### Records for this exercise
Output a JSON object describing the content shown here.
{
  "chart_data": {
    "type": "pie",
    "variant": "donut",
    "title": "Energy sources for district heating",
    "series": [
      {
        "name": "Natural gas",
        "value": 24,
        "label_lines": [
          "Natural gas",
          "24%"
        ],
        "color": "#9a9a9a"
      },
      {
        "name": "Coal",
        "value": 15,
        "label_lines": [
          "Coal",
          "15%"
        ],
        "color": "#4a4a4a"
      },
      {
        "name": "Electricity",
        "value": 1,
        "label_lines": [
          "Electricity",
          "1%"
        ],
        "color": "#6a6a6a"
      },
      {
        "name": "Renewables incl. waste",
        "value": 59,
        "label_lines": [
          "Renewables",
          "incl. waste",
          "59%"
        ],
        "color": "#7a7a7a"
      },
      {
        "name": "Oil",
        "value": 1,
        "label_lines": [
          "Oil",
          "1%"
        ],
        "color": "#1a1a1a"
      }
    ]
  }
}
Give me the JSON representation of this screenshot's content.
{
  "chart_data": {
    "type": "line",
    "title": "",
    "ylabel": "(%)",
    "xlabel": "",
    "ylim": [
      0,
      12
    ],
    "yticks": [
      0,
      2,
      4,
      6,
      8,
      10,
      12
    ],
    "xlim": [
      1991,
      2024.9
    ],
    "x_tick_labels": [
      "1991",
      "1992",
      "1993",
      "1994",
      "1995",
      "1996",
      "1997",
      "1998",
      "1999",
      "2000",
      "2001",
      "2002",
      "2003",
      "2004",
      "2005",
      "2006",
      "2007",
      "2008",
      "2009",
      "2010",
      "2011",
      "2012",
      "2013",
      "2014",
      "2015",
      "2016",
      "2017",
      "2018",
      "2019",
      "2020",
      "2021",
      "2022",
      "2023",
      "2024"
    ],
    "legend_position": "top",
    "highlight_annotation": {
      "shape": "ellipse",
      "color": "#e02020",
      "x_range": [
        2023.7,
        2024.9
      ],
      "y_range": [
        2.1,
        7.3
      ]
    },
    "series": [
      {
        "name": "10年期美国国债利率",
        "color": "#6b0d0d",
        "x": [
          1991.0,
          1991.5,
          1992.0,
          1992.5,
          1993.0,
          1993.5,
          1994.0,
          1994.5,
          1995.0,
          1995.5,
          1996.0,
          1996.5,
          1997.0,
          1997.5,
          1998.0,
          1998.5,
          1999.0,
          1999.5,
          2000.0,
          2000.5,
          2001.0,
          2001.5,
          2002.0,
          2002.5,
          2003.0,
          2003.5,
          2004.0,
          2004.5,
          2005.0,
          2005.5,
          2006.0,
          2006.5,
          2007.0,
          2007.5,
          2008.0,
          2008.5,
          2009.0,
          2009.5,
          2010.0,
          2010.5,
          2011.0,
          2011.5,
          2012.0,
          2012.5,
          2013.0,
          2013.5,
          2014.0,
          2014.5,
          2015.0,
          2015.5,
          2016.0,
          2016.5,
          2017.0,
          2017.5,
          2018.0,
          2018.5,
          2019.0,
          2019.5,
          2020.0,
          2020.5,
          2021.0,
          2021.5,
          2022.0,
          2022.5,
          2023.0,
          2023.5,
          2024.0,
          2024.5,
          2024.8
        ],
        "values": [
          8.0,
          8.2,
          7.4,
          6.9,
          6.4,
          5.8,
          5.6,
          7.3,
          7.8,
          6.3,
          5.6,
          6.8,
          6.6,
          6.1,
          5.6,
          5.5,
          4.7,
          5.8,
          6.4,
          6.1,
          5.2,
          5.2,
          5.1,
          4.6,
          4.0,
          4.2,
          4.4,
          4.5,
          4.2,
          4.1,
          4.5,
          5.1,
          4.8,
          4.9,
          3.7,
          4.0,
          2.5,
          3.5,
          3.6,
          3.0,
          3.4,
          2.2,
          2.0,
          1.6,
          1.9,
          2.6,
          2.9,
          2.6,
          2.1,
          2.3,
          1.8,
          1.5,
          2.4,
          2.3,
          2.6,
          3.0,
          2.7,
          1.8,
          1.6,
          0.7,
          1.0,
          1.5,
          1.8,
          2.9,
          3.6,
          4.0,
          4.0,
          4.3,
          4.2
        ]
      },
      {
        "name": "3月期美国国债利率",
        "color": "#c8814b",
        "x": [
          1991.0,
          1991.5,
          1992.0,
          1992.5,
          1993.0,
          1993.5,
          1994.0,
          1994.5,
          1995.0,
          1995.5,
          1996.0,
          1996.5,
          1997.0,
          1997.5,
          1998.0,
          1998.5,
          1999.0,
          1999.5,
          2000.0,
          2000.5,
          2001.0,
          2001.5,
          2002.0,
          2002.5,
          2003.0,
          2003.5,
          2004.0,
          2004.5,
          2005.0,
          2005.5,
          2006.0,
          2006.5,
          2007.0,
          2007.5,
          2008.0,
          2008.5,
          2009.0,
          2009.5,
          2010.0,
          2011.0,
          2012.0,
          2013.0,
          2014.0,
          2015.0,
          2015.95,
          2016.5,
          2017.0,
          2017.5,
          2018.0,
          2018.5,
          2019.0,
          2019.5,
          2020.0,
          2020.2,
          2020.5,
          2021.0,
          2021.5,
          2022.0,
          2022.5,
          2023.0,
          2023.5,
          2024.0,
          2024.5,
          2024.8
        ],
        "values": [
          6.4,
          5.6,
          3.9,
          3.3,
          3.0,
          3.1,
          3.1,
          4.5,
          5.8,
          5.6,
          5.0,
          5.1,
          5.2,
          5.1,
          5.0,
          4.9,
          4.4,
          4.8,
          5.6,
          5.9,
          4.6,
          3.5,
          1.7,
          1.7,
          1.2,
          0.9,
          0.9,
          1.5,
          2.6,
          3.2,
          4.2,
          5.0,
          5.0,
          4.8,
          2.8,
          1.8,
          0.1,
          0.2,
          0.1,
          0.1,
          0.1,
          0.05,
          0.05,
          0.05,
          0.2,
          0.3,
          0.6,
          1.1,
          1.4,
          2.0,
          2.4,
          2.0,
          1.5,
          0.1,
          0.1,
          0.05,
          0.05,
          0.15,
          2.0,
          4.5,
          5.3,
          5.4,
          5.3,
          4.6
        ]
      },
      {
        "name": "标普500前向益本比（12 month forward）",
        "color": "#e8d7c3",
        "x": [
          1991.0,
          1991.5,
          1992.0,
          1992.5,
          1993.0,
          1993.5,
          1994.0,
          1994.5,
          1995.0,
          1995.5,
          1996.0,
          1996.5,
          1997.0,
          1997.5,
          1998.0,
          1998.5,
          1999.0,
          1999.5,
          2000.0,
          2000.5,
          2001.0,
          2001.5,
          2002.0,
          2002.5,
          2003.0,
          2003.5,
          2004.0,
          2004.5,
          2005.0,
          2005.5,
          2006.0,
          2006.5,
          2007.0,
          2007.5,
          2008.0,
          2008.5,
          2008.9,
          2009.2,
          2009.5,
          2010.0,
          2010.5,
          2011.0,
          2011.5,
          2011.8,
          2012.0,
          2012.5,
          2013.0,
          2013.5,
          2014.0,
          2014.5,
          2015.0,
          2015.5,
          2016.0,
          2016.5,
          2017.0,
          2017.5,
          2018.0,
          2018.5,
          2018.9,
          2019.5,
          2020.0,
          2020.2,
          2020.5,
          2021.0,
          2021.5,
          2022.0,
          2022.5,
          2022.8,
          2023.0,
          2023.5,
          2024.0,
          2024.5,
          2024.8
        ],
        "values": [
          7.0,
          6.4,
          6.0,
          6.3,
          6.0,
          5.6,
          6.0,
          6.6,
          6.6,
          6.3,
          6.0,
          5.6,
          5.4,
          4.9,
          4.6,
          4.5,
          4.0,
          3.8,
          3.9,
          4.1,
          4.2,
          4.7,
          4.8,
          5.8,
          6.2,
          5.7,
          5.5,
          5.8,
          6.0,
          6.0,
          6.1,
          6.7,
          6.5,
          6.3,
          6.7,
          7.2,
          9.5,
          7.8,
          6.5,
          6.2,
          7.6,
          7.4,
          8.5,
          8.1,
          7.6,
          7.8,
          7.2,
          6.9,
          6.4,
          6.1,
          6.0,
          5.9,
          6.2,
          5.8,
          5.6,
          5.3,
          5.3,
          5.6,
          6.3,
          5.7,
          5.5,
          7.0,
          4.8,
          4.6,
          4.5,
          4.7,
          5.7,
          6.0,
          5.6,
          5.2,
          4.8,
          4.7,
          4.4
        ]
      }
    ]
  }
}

### Goal of the exercise
Within the listing above, find every line containing the string "color" and return it.

### The answer
        "color": "#9a9a9a"
        "color": "#4a4a4a"
        "color": "#6a6a6a"
        "color": "#7a7a7a"
        "color": "#1a1a1a"
      "color": "#e02020",
        "color": "#6b0d0d",
        "color": "#c8814b",
        "color": "#e8d7c3",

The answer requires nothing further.